**WHAT IS BEING ASKED**
Write every line of the material out exactly as shown.

[Records contained in a dataset]
+ + + + + + +

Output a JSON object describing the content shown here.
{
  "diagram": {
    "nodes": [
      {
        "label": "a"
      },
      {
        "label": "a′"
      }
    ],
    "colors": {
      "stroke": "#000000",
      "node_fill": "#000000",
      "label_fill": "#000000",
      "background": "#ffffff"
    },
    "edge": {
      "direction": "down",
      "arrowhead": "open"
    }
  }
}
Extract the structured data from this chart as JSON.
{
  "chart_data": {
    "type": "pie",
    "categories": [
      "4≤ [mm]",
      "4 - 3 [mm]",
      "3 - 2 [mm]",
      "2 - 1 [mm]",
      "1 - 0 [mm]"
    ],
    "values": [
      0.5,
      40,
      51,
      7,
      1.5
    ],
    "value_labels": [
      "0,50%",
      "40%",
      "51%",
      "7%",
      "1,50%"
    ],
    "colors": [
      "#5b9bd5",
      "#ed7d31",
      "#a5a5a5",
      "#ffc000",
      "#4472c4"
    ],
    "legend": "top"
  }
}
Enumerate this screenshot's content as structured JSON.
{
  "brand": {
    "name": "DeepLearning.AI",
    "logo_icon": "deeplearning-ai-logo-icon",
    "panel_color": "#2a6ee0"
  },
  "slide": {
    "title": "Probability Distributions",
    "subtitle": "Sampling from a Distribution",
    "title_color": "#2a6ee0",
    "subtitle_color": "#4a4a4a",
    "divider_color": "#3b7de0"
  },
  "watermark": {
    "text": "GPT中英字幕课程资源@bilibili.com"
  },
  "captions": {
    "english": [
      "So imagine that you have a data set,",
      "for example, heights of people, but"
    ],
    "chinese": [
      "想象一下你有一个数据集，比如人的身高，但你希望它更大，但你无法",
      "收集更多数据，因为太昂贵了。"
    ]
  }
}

+ + + + + + +

**OUTPUT FOR THIS TASK**
Output a JSON object describing the content shown here.
{
  "diagram": {
    "nodes": [
      {
        "label": "a"
      },
      {
        "label": "a′"
      }
    ],
    "colors": {
      "stroke": "#000000",
      "node_fill": "#000000",
      "label_fill": "#000000",
      "background": "#ffffff"
    },
    "edge": {
      "direction": "down",
      "arrowhead": "open"
    }
  }
}
Extract the structured data from this chart as JSON.
{
  "chart_data": {
    "type": "pie",
    "categories": [
      "4≤ [mm]",
      "4 - 3 [mm]",
      "3 - 2 [mm]",
      "2 - 1 [mm]",
      "1 - 0 [mm]"
    ],
    "values": [
      0.5,
      40,
      51,
      7,
      1.5
    ],
    "value_labels": [
      "0,50%",
      "40%",
      "51%",
      "7%",
      "1,50%"
    ],
    "colors": [
      "#5b9bd5",
      "#ed7d31",
      "#a5a5a5",
      "#ffc000",
      "#4472c4"
    ],
    "legend": "top"
  }
}
Enumerate this screenshot's content as structured JSON.
{
  "brand": {
    "name": "DeepLearning.AI",
    "logo_icon": "deeplearning-ai-logo-icon",
    "panel_color": "#2a6ee0"
  },
  "slide": {
    "title": "Probability Distributions",
    "subtitle": "Sampling from a Distribution",
    "title_color": "#2a6ee0",
    "subtitle_color": "#4a4a4a",
    "divider_color": "#3b7de0"
  },
  "watermark": {
    "text": "GPT中英字幕课程资源@bilibili.com"
  },
  "captions": {
    "english": [
      "So imagine that you have a data set,",
      "for example, heights of people, but"
    ],
    "chinese": [
      "想象一下你有一个数据集，比如人的身高，但你希望它更大，但你无法",
      "收集更多数据，因为太昂贵了。"
    ]
  }
}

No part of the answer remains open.